** Start of Working data **
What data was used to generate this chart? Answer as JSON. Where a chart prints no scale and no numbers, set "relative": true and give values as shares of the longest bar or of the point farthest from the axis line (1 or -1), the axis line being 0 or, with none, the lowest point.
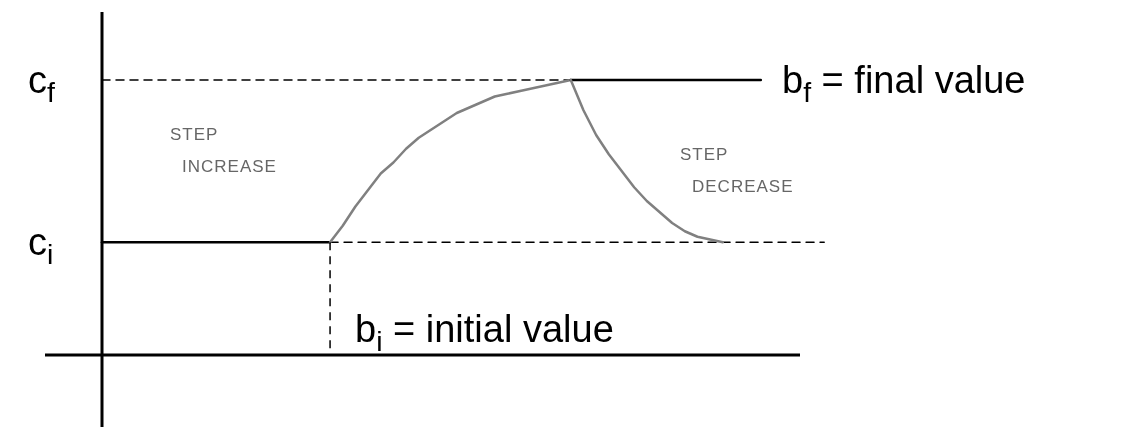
{
  "chart_data": {
    "type": "line",
    "relative": true,
    "grid": false,
    "tick_labels": false,
    "categories": [
      null,
      null,
      null,
      null,
      null,
      null,
      null,
      null,
      null,
      null,
      null,
      null,
      null,
      null,
      null,
      null,
      null,
      null,
      null,
      null,
      null,
      null,
      null,
      null,
      null,
      null,
      null,
      null,
      null,
      null,
      null,
      null,
      null,
      null,
      null,
      null,
      null,
      null,
      null,
      null,
      null,
      null,
      null,
      null,
      null,
      null,
      null,
      null,
      null,
      null,
      null,
      null,
      null,
      null,
      null,
      null,
      null,
      null
    ],
    "series": [
      {
        "color": "#000000",
        "line_style": "dashed",
        "values": [
          1,
          1,
          1,
          1,
          1,
          1,
          1,
          1,
          1,
          1,
          1,
          1,
          1,
          1,
          1,
          1,
          1,
          1,
          1,
          1,
          1,
          1,
          1,
          1,
          1,
          1,
          1,
          1,
          1,
          1,
          1,
          1,
          1,
          1,
          1,
          1,
          1,
          1,
          null,
          null,
          null,
          null,
          null,
          null,
          null,
          null,
          null,
          null,
          null,
          null,
          null,
          null,
          null,
          null,
          null,
          null,
          null,
          null
        ]
      },
      {
        "color": "#000000",
        "line_style": "dashed",
        "values": [
          null,
          null,
          null,
          null,
          null,
          null,
          null,
          null,
          null,
          null,
          null,
          null,
          null,
          null,
          null,
          null,
          null,
          null,
          0.41,
          0.41,
          0.41,
          0.41,
          0.41,
          0.41,
          0.41,
          0.41,
          0.41,
          0.41,
          0.41,
          0.41,
          0.41,
          0.41,
          0.41,
          0.41,
          0.41,
          0.41,
          0.41,
          0.41,
          0.41,
          0.41,
          0.41,
          0.41,
          0.41,
          0.41,
          0.41,
          0.41,
          0.41,
          0.41,
          0.41,
          0.41,
          0.41,
          0.41,
          0.41,
          0.41,
          0.41,
          0.41,
          0.41,
          0.41
        ]
      },
      {
        "color": "#000000",
        "line_style": "solid",
        "values": [
          0.41,
          0.41,
          0.41,
          0.41,
          0.41,
          0.41,
          0.41,
          0.41,
          0.41,
          0.41,
          0.41,
          0.41,
          0.41,
          0.41,
          0.41,
          0.41,
          0.41,
          0.41,
          0.41,
          null,
          null,
          null,
          null,
          null,
          null,
          null,
          null,
          null,
          null,
          null,
          null,
          null,
          null,
          null,
          null,
          null,
          null,
          null,
          null,
          null,
          null,
          null,
          null,
          null,
          null,
          null,
          null,
          null,
          null,
          null,
          null,
          null,
          null,
          null,
          null,
          null,
          null,
          null
        ]
      },
      {
        "color": "#808080",
        "line_style": "solid",
        "values": [
          null,
          null,
          null,
          null,
          null,
          null,
          null,
          null,
          null,
          null,
          null,
          null,
          null,
          null,
          null,
          null,
          null,
          null,
          0.41,
          0.47,
          0.54,
          0.6,
          0.66,
          0.7,
          0.75,
          0.79,
          0.82,
          0.85,
          0.88,
          0.9,
          0.92,
          0.94,
          0.95,
          0.96,
          0.97,
          0.98,
          0.99,
          1,
          null,
          null,
          null,
          null,
          null,
          null,
          null,
          null,
          null,
          null,
          null,
          null,
          null,
          null,
          null,
          null,
          null,
          null,
          null,
          null
        ]
      },
      {
        "color": "#000000",
        "line_style": "solid",
        "values": [
          null,
          null,
          null,
          null,
          null,
          null,
          null,
          null,
          null,
          null,
          null,
          null,
          null,
          null,
          null,
          null,
          null,
          null,
          null,
          null,
          null,
          null,
          null,
          null,
          null,
          null,
          null,
          null,
          null,
          null,
          null,
          null,
          null,
          null,
          null,
          null,
          null,
          1,
          1,
          1,
          1,
          1,
          1,
          1,
          1,
          1,
          1,
          1,
          1,
          1,
          1,
          1,
          1,
          null,
          null,
          null,
          null,
          null
        ]
      },
      {
        "color": "#808080",
        "line_style": "solid",
        "values": [
          null,
          null,
          null,
          null,
          null,
          null,
          null,
          null,
          null,
          null,
          null,
          null,
          null,
          null,
          null,
          null,
          null,
          null,
          null,
          null,
          null,
          null,
          null,
          null,
          null,
          null,
          null,
          null,
          null,
          null,
          null,
          null,
          null,
          null,
          null,
          null,
          null,
          1,
          0.89,
          0.8,
          0.73,
          0.67,
          0.61,
          0.56,
          0.52,
          0.48,
          0.45,
          0.43,
          0.42,
          0.41,
          null,
          null,
          null,
          null,
          null,
          null,
          null,
          null
        ]
      }
    ],
    "annotations": [
      "c$_{f}$",
      "c$_{i}$",
      "b$_{f}$ = final value",
      "b$_{i}$ = initial value",
      "STEP\nINCREASE",
      "STEP\nDECREASE"
    ]
  }
}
** End of Working data **
Track down every line with the word "relative" and copy it.

## Answer below
What data was used to generate this chart? Answer as JSON. Where a chart prints no scale and no numbers, set "relative": true and give values as shares of the longest bar or of the point farthest from the axis line (1 or -1), the axis line being 0 or, with none, the lowest point.
    "relative": true,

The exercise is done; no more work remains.